-- STATED PROBLEM --
Show all lines that include the string "JSON"; copy each one.

-- ROWS --
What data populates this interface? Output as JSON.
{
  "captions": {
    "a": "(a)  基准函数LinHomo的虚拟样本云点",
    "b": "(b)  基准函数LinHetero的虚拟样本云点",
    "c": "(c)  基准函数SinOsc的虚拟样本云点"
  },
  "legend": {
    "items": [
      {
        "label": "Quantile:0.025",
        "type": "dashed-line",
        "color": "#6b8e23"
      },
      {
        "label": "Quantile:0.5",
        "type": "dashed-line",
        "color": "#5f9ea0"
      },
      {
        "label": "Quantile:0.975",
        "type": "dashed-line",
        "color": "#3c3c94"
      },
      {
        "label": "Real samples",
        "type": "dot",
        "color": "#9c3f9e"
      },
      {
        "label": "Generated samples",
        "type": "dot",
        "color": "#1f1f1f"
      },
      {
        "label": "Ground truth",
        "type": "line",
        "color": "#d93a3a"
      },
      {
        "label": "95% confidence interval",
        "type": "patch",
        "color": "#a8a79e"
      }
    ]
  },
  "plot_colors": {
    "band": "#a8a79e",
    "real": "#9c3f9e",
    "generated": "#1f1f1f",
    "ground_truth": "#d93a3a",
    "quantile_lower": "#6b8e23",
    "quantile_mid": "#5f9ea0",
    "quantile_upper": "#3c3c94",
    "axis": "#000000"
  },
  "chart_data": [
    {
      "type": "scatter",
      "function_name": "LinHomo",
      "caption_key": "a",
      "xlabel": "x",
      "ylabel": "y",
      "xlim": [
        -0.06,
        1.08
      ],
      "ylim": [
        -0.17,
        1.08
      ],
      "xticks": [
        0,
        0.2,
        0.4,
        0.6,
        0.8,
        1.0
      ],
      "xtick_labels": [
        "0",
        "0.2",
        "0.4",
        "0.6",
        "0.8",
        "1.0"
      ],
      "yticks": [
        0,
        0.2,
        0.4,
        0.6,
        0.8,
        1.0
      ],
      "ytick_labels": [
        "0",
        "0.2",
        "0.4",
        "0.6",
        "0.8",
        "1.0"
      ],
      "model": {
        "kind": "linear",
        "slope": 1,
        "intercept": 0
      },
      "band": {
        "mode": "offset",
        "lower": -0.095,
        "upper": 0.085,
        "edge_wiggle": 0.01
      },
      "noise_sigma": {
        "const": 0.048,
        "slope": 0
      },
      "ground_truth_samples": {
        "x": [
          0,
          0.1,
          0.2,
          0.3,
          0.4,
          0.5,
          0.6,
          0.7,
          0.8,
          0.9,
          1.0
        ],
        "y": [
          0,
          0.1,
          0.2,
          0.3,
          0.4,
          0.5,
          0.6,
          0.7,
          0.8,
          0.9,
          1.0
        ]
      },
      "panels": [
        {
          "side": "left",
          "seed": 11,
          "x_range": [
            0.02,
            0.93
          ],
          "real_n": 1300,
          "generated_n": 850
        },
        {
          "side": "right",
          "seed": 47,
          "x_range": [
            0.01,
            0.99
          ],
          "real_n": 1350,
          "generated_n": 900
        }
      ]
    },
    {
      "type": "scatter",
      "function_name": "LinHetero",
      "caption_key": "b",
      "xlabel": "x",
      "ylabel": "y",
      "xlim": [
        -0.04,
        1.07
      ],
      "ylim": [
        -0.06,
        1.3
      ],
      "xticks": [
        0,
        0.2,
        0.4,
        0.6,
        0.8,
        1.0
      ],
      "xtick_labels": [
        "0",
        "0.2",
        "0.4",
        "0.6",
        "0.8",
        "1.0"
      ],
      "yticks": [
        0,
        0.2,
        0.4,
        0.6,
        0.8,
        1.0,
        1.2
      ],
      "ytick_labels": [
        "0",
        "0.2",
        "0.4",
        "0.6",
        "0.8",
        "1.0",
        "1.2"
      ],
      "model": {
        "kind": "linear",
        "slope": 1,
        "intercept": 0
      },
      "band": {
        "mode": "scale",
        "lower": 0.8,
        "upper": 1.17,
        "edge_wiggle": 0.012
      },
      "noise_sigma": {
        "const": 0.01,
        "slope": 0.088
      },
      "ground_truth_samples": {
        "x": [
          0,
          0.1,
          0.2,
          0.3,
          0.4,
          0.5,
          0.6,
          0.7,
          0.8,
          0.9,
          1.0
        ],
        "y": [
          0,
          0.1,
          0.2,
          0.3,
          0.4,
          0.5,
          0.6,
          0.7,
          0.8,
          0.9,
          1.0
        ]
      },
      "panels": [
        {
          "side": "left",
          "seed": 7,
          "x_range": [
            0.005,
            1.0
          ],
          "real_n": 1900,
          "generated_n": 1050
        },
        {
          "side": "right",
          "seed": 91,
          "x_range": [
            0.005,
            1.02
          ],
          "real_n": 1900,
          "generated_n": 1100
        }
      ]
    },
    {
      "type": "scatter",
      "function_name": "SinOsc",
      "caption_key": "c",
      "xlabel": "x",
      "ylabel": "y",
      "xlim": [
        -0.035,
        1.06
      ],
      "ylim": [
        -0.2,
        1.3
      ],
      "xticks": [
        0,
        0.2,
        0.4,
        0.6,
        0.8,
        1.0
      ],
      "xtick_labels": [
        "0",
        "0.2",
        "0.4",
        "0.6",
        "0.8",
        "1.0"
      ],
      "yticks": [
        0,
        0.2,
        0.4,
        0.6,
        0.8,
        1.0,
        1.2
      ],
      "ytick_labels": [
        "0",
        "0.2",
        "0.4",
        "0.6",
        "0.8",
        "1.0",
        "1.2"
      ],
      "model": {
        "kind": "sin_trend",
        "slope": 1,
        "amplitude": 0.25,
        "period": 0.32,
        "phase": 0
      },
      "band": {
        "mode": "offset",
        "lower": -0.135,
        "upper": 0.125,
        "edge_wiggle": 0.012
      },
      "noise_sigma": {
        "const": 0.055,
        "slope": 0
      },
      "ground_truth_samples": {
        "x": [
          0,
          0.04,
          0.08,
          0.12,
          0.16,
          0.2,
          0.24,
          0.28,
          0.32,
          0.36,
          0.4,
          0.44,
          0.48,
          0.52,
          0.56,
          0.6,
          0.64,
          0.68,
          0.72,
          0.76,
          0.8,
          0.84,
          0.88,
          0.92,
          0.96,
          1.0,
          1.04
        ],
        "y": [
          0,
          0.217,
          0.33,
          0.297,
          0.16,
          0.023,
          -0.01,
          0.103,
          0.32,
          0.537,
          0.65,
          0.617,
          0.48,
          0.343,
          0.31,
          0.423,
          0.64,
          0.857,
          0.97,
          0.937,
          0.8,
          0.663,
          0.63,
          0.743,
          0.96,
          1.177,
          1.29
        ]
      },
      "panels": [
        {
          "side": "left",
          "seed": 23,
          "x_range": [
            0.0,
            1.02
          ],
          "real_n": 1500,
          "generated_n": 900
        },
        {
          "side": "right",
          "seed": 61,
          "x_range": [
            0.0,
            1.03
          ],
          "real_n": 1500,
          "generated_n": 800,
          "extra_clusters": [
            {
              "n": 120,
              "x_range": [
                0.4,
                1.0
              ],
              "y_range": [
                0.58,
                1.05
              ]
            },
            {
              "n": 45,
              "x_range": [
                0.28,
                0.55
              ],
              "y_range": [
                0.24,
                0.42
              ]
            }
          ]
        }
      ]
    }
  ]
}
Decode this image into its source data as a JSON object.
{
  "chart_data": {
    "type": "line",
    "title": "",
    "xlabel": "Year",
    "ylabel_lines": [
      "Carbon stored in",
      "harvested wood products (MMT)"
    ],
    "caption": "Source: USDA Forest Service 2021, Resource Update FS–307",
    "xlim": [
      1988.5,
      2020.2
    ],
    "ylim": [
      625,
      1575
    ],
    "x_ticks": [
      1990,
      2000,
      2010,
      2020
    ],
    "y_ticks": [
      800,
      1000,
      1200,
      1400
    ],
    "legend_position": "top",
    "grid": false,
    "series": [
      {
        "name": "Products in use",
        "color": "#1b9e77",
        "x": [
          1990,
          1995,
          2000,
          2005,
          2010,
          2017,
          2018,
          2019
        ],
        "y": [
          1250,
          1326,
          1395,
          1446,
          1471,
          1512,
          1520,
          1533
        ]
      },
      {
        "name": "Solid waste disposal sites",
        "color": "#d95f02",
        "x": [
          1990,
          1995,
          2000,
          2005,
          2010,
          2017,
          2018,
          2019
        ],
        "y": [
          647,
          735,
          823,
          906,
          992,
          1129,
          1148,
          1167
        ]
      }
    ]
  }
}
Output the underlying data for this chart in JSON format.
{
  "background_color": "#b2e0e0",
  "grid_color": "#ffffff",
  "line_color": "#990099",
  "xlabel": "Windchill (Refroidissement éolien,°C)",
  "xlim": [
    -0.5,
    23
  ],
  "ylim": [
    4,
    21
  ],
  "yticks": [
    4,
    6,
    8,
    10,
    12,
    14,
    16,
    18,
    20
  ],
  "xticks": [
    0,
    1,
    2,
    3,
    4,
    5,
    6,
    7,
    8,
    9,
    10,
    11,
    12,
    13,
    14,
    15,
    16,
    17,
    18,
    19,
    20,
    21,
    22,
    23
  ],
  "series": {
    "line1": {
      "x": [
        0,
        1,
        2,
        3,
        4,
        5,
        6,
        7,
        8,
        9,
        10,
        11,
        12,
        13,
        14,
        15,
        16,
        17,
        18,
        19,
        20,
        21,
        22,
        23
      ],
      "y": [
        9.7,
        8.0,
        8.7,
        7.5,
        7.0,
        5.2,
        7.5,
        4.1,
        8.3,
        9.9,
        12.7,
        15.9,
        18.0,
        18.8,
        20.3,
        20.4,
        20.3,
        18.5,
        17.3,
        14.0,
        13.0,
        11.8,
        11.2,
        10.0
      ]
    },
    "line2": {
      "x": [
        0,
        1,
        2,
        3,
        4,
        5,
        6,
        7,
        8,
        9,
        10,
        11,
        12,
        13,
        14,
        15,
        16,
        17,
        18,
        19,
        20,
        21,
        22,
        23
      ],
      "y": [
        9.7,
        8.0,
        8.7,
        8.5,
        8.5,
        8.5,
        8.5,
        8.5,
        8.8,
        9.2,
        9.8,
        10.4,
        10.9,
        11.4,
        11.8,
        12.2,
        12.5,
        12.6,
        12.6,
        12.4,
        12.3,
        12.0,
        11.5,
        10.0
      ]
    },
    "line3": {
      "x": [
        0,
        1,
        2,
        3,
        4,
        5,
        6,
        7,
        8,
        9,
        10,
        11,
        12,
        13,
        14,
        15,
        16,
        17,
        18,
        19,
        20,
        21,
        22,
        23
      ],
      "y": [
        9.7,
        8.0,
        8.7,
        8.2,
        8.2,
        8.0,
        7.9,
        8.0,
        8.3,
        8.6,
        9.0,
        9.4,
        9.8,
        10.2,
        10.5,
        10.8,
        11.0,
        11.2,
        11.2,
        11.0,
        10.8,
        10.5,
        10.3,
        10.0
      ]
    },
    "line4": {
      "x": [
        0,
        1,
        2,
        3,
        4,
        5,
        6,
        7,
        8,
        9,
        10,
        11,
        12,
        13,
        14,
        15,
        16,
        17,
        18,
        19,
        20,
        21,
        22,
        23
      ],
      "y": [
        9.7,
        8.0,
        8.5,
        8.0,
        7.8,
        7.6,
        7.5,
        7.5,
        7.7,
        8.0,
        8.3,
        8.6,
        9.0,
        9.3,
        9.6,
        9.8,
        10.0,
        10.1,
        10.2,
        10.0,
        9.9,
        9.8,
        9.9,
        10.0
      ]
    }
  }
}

-- RESULT FOR THIS TASK --
What data populates this interface? Output as JSON.
Decode this image into its source data as a JSON object.
Output the underlying data for this chart in JSON format.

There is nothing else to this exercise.